* [Goal]:
Are you able to quote each entry exactly as written?

* [Data supplied]:
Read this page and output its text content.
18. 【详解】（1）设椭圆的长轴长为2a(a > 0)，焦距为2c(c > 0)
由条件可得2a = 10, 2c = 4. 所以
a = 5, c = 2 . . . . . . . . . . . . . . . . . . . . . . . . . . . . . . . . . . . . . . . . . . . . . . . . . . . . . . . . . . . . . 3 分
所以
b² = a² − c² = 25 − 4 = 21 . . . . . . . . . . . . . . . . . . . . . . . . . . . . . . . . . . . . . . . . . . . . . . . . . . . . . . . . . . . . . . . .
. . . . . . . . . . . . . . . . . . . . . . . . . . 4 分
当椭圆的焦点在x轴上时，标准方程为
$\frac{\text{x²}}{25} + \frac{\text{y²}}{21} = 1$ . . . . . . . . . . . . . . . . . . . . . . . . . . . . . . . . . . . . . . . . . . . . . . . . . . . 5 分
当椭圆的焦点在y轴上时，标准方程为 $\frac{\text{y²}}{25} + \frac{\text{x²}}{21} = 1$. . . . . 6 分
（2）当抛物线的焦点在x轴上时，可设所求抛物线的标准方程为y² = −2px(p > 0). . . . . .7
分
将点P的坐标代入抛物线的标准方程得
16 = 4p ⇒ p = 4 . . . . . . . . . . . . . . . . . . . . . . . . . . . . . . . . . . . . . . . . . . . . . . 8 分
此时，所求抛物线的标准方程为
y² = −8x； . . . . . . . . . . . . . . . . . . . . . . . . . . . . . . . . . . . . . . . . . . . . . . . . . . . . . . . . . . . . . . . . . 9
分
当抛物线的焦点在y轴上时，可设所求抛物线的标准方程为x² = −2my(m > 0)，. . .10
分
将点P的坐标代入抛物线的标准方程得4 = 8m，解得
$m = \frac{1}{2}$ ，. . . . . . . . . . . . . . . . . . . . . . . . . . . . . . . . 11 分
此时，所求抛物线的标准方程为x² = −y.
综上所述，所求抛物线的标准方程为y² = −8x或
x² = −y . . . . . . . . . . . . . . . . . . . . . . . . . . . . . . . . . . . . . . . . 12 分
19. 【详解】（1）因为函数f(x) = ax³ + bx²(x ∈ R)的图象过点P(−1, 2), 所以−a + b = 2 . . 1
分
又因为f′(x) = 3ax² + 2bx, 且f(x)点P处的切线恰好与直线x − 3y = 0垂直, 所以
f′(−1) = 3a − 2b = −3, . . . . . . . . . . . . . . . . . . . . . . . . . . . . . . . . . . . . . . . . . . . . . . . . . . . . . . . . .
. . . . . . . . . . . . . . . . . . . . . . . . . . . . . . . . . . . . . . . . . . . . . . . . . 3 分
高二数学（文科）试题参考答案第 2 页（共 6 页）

* [Solution to this problem]:
Read this page and output its text content.
18. 【详解】（1）设椭圆的长轴长为2a(a > 0)，焦距为2c(c > 0)
由条件可得2a = 10, 2c = 4. 所以
a = 5, c = 2 . . . . . . . . . . . . . . . . . . . . . . . . . . . . . . . . . . . . . . . . . . . . . . . . . . . . . . . . . . . . . 3 分
所以
b² = a² − c² = 25 − 4 = 21 . . . . . . . . . . . . . . . . . . . . . . . . . . . . . . . . . . . . . . . . . . . . . . . . . . . . . . . . . . . . . . . .
. . . . . . . . . . . . . . . . . . . . . . . . . . 4 分
当椭圆的焦点在x轴上时，标准方程为
$\frac{\text{x²}}{25} + \frac{\text{y²}}{21} = 1$ . . . . . . . . . . . . . . . . . . . . . . . . . . . . . . . . . . . . . . . . . . . . . . . . . . . 5 分
当椭圆的焦点在y轴上时，标准方程为 $\frac{\text{y²}}{25} + \frac{\text{x²}}{21} = 1$. . . . . 6 分
（2）当抛物线的焦点在x轴上时，可设所求抛物线的标准方程为y² = −2px(p > 0). . . . . .7
分
将点P的坐标代入抛物线的标准方程得
16 = 4p ⇒ p = 4 . . . . . . . . . . . . . . . . . . . . . . . . . . . . . . . . . . . . . . . . . . . . . . 8 分
此时，所求抛物线的标准方程为
y² = −8x； . . . . . . . . . . . . . . . . . . . . . . . . . . . . . . . . . . . . . . . . . . . . . . . . . . . . . . . . . . . . . . . . . 9
分
当抛物线的焦点在y轴上时，可设所求抛物线的标准方程为x² = −2my(m > 0)，. . .10
分
将点P的坐标代入抛物线的标准方程得4 = 8m，解得
$m = \frac{1}{2}$ ，. . . . . . . . . . . . . . . . . . . . . . . . . . . . . . . . 11 分
此时，所求抛物线的标准方程为x² = −y.
综上所述，所求抛物线的标准方程为y² = −8x或
x² = −y . . . . . . . . . . . . . . . . . . . . . . . . . . . . . . . . . . . . . . . . 12 分
19. 【详解】（1）因为函数f(x) = ax³ + bx²(x ∈ R)的图象过点P(−1, 2), 所以−a + b = 2 . . 1
分
又因为f′(x) = 3ax² + 2bx, 且f(x)点P处的切线恰好与直线x − 3y = 0垂直, 所以
f′(−1) = 3a − 2b = −3, . . . . . . . . . . . . . . . . . . . . . . . . . . . . . . . . . . . . . . . . . . . . . . . . . . . . . . . . .
. . . . . . . . . . . . . . . . . . . . . . . . . . . . . . . . . . . . . . . . . . . . . . . . . 3 分
高二数学（文科）试题参考答案第 2 页（共 6 页）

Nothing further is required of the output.